Dataset records

■ ■ ■ ■ ■

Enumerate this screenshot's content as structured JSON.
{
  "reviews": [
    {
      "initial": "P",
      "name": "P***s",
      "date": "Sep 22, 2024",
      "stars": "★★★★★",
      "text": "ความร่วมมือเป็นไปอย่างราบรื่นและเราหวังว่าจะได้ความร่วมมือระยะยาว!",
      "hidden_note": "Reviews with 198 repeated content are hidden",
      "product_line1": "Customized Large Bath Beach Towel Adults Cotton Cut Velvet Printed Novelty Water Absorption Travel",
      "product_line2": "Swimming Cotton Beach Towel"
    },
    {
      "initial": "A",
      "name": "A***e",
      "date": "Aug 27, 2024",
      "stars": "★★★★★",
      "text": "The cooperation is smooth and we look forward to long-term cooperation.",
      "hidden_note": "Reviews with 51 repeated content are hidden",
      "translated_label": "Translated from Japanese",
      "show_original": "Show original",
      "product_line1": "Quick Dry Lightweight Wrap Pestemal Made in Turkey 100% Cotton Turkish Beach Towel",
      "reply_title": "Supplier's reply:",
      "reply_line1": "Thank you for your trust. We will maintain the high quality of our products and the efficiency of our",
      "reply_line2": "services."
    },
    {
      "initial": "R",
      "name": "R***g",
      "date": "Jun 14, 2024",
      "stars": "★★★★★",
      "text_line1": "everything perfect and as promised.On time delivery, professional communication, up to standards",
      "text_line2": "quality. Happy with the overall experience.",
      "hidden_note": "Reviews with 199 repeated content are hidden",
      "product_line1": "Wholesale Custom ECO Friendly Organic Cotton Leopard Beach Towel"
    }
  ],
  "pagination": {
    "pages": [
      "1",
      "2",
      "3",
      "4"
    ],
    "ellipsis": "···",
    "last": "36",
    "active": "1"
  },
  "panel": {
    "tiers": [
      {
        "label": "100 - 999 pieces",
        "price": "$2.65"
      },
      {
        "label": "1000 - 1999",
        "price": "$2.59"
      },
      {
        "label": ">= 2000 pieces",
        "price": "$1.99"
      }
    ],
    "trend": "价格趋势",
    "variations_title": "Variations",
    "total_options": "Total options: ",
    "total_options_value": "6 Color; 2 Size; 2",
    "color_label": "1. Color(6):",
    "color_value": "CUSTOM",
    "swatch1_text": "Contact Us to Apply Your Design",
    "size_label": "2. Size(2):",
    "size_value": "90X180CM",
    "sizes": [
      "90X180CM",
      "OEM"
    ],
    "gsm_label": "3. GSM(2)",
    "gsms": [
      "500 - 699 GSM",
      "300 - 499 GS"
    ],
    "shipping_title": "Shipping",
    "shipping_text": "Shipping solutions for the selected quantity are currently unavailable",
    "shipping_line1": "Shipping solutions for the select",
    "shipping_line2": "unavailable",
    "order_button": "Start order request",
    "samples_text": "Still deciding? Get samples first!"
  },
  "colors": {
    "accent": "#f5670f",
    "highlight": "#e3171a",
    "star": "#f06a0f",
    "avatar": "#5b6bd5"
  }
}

■ ■ ■ ■ ■

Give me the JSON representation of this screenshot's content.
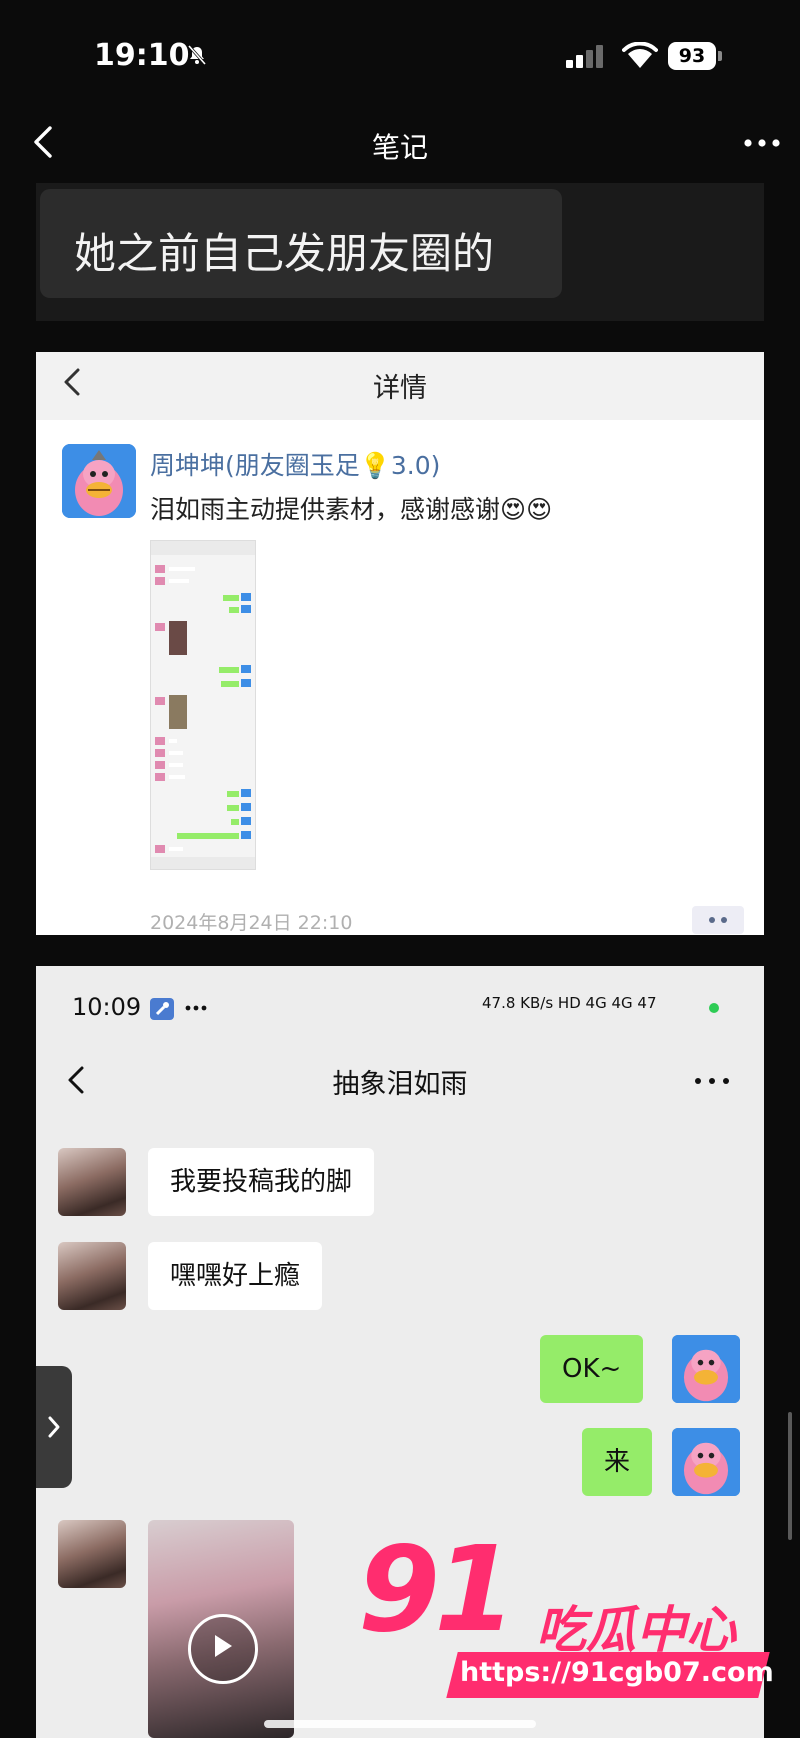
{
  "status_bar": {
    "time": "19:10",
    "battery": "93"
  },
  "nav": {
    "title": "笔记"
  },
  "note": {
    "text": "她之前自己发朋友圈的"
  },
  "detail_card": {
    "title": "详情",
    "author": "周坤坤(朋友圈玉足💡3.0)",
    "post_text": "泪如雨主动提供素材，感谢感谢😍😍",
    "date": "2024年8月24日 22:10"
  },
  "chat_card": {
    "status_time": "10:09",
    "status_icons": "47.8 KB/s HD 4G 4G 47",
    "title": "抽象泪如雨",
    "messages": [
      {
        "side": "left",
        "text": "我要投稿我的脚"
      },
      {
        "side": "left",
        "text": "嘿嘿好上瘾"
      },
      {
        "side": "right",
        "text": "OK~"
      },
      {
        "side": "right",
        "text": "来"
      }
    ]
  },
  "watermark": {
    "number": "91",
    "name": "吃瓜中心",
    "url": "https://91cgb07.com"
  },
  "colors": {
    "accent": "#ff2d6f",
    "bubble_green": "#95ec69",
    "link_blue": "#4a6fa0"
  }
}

■ ■ ■ ■ ■

**Your task:** Among the lines of the material, find those that hold the word "pieces" and copy them.

**Solution to the exercise:**
        "label": "100 - 999 pieces",
        "label": ">= 2000 pieces",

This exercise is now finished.